═════ Data supplied ═════

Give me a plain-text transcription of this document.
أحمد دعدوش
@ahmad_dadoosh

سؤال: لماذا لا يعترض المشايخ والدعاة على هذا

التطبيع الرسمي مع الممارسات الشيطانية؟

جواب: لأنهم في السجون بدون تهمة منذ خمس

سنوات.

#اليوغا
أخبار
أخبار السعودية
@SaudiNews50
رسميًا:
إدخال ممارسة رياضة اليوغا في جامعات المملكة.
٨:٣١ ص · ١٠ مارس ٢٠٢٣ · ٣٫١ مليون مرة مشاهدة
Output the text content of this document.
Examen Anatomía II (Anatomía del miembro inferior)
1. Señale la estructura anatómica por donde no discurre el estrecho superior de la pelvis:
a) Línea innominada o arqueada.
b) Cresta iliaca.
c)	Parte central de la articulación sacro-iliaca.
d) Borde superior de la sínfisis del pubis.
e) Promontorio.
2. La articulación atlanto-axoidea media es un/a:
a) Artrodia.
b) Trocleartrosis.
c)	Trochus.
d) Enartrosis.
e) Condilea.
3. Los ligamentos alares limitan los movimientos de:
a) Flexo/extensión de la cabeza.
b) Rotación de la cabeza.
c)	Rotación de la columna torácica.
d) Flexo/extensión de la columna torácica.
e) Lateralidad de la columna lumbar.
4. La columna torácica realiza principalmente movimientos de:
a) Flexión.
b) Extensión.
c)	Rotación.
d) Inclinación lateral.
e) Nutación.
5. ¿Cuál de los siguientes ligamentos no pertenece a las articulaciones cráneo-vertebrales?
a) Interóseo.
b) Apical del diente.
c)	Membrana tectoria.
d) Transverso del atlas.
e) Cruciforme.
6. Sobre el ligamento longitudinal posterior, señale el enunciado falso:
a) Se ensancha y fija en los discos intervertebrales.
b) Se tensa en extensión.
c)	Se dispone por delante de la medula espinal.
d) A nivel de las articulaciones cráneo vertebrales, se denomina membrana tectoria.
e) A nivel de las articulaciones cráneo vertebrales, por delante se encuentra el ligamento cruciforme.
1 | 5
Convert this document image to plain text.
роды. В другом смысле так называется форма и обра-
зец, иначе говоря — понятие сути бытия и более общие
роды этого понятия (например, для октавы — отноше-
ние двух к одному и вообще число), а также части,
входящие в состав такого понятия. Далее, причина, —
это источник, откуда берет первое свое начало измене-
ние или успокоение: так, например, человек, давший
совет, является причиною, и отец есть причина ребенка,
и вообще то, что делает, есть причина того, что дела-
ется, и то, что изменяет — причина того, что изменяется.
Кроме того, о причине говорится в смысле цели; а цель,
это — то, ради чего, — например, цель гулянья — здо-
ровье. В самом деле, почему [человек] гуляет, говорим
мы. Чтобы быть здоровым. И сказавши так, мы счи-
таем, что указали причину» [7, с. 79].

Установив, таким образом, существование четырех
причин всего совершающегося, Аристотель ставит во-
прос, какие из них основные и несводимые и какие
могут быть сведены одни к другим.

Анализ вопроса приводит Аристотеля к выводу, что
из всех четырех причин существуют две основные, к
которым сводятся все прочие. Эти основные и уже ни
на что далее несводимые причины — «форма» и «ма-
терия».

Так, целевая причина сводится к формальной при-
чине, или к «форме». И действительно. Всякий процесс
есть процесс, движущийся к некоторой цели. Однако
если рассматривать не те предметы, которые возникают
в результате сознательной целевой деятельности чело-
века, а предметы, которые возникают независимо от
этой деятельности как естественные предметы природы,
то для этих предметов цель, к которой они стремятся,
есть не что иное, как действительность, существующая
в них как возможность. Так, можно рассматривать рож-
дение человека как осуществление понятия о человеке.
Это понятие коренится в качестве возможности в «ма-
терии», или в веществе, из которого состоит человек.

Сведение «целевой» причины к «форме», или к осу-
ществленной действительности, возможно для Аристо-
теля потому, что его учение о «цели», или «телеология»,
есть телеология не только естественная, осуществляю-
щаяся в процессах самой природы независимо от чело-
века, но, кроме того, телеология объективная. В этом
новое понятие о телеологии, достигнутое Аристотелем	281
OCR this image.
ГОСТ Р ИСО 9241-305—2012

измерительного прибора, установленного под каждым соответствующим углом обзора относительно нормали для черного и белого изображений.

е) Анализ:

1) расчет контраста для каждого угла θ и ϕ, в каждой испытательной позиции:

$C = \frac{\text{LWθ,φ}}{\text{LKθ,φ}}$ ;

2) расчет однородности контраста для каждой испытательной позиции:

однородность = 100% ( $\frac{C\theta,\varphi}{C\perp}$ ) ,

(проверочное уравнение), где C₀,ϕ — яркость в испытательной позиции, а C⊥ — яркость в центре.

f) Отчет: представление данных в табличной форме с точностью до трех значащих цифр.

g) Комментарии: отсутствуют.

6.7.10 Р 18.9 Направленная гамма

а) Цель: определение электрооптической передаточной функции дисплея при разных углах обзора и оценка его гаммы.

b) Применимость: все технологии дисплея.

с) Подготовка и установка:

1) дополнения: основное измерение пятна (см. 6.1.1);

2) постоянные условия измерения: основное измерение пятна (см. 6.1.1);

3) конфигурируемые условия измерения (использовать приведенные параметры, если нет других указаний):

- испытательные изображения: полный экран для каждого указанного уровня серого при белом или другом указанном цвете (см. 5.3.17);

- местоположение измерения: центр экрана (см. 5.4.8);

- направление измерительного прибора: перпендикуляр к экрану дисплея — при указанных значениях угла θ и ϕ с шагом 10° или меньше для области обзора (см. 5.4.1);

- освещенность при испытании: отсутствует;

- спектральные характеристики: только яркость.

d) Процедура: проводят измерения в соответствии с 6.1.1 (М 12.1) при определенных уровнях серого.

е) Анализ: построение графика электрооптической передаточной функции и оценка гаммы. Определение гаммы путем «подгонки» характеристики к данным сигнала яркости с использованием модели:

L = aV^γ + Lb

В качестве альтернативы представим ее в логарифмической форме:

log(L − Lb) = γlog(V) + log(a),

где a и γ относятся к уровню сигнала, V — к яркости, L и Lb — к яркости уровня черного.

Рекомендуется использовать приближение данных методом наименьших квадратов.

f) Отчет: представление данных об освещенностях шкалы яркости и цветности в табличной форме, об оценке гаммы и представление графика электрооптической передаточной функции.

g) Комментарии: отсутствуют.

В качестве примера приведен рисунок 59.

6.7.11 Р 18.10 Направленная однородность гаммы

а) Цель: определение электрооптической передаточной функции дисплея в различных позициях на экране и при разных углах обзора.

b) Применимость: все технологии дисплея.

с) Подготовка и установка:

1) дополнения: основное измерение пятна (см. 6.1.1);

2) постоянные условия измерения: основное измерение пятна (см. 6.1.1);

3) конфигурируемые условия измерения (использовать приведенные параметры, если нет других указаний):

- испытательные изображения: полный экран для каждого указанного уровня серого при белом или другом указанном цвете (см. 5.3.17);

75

═════

Task instructions. Restate all of the entries exactly, please.

Task response.
Give me a plain-text transcription of this document.
أحمد دعدوش
@ahmad_dadoosh

سؤال: لماذا لا يعترض المشايخ والدعاة على هذا

التطبيع الرسمي مع الممارسات الشيطانية؟

جواب: لأنهم في السجون بدون تهمة منذ خمس

سنوات.

#اليوغا
أخبار
أخبار السعودية
@SaudiNews50
رسميًا:
إدخال ممارسة رياضة اليوغا في جامعات المملكة.
٨:٣١ ص · ١٠ مارس ٢٠٢٣ · ٣٫١ مليون مرة مشاهدة
Output the text content of this document.
Examen Anatomía II (Anatomía del miembro inferior)
1. Señale la estructura anatómica por donde no discurre el estrecho superior de la pelvis:
a) Línea innominada o arqueada.
b) Cresta iliaca.
c)	Parte central de la articulación sacro-iliaca.
d) Borde superior de la sínfisis del pubis.
e) Promontorio.
2. La articulación atlanto-axoidea media es un/a:
a) Artrodia.
b) Trocleartrosis.
c)	Trochus.
d) Enartrosis.
e) Condilea.
3. Los ligamentos alares limitan los movimientos de:
a) Flexo/extensión de la cabeza.
b) Rotación de la cabeza.
c)	Rotación de la columna torácica.
d) Flexo/extensión de la columna torácica.
e) Lateralidad de la columna lumbar.
4. La columna torácica realiza principalmente movimientos de:
a) Flexión.
b) Extensión.
c)	Rotación.
d) Inclinación lateral.
e) Nutación.
5. ¿Cuál de los siguientes ligamentos no pertenece a las articulaciones cráneo-vertebrales?
a) Interóseo.
b) Apical del diente.
c)	Membrana tectoria.
d) Transverso del atlas.
e) Cruciforme.
6. Sobre el ligamento longitudinal posterior, señale el enunciado falso:
a) Se ensancha y fija en los discos intervertebrales.
b) Se tensa en extensión.
c)	Se dispone por delante de la medula espinal.
d) A nivel de las articulaciones cráneo vertebrales, se denomina membrana tectoria.
e) A nivel de las articulaciones cráneo vertebrales, por delante se encuentra el ligamento cruciforme.
1 | 5
Convert this document image to plain text.
роды. В другом смысле так называется форма и обра-
зец, иначе говоря — понятие сути бытия и более общие
роды этого понятия (например, для октавы — отноше-
ние двух к одному и вообще число), а также части,
входящие в состав такого понятия. Далее, причина, —
это источник, откуда берет первое свое начало измене-
ние или успокоение: так, например, человек, давший
совет, является причиною, и отец есть причина ребенка,
и вообще то, что делает, есть причина того, что дела-
ется, и то, что изменяет — причина того, что изменяется.
Кроме того, о причине говорится в смысле цели; а цель,
это — то, ради чего, — например, цель гулянья — здо-
ровье. В самом деле, почему [человек] гуляет, говорим
мы. Чтобы быть здоровым. И сказавши так, мы счи-
таем, что указали причину» [7, с. 79].

Установив, таким образом, существование четырех
причин всего совершающегося, Аристотель ставит во-
прос, какие из них основные и несводимые и какие
могут быть сведены одни к другим.

Анализ вопроса приводит Аристотеля к выводу, что
из всех четырех причин существуют две основные, к
которым сводятся все прочие. Эти основные и уже ни
на что далее несводимые причины — «форма» и «ма-
терия».

Так, целевая причина сводится к формальной при-
чине, или к «форме». И действительно. Всякий процесс
есть процесс, движущийся к некоторой цели. Однако
если рассматривать не те предметы, которые возникают
в результате сознательной целевой деятельности чело-
века, а предметы, которые возникают независимо от
этой деятельности как естественные предметы природы,
то для этих предметов цель, к которой они стремятся,
есть не что иное, как действительность, существующая
в них как возможность. Так, можно рассматривать рож-
дение человека как осуществление понятия о человеке.
Это понятие коренится в качестве возможности в «ма-
терии», или в веществе, из которого состоит человек.

Сведение «целевой» причины к «форме», или к осу-
ществленной действительности, возможно для Аристо-
теля потому, что его учение о «цели», или «телеология»,
есть телеология не только естественная, осуществляю-
щаяся в процессах самой природы независимо от чело-
века, но, кроме того, телеология объективная. В этом
новое понятие о телеологии, достигнутое Аристотелем	281
OCR this image.
ГОСТ Р ИСО 9241-305—2012

измерительного прибора, установленного под каждым соответствующим углом обзора относительно нормали для черного и белого изображений.

е) Анализ:

1) расчет контраста для каждого угла θ и ϕ, в каждой испытательной позиции:

$C = \frac{\text{LWθ,φ}}{\text{LKθ,φ}}$ ;

2) расчет однородности контраста для каждой испытательной позиции:

однородность = 100% ( $\frac{C\theta,\varphi}{C\perp}$ ) ,

(проверочное уравнение), где C₀,ϕ — яркость в испытательной позиции, а C⊥ — яркость в центре.

f) Отчет: представление данных в табличной форме с точностью до трех значащих цифр.

g) Комментарии: отсутствуют.

6.7.10 Р 18.9 Направленная гамма

а) Цель: определение электрооптической передаточной функции дисплея при разных углах обзора и оценка его гаммы.

b) Применимость: все технологии дисплея.

с) Подготовка и установка:

1) дополнения: основное измерение пятна (см. 6.1.1);

2) постоянные условия измерения: основное измерение пятна (см. 6.1.1);

3) конфигурируемые условия измерения (использовать приведенные параметры, если нет других указаний):

- испытательные изображения: полный экран для каждого указанного уровня серого при белом или другом указанном цвете (см. 5.3.17);

- местоположение измерения: центр экрана (см. 5.4.8);

- направление измерительного прибора: перпендикуляр к экрану дисплея — при указанных значениях угла θ и ϕ с шагом 10° или меньше для области обзора (см. 5.4.1);

- освещенность при испытании: отсутствует;

- спектральные характеристики: только яркость.

d) Процедура: проводят измерения в соответствии с 6.1.1 (М 12.1) при определенных уровнях серого.

е) Анализ: построение графика электрооптической передаточной функции и оценка гаммы. Определение гаммы путем «подгонки» характеристики к данным сигнала яркости с использованием модели:

L = aV^γ + Lb

В качестве альтернативы представим ее в логарифмической форме:

log(L − Lb) = γlog(V) + log(a),

где a и γ относятся к уровню сигнала, V — к яркости, L и Lb — к яркости уровня черного.

Рекомендуется использовать приближение данных методом наименьших квадратов.

f) Отчет: представление данных об освещенностях шкалы яркости и цветности в табличной форме, об оценке гаммы и представление графика электрооптической передаточной функции.

g) Комментарии: отсутствуют.

В качестве примера приведен рисунок 59.

6.7.11 Р 18.10 Направленная однородность гаммы

а) Цель: определение электрооптической передаточной функции дисплея в различных позициях на экране и при разных углах обзора.

b) Применимость: все технологии дисплея.

с) Подготовка и установка:

1) дополнения: основное измерение пятна (см. 6.1.1);

2) постоянные условия измерения: основное измерение пятна (см. 6.1.1);

3) конфигурируемые условия измерения (использовать приведенные параметры, если нет других указаний):

- испытательные изображения: полный экран для каждого указанного уровня серого при белом или другом указанном цвете (см. 5.3.17);

75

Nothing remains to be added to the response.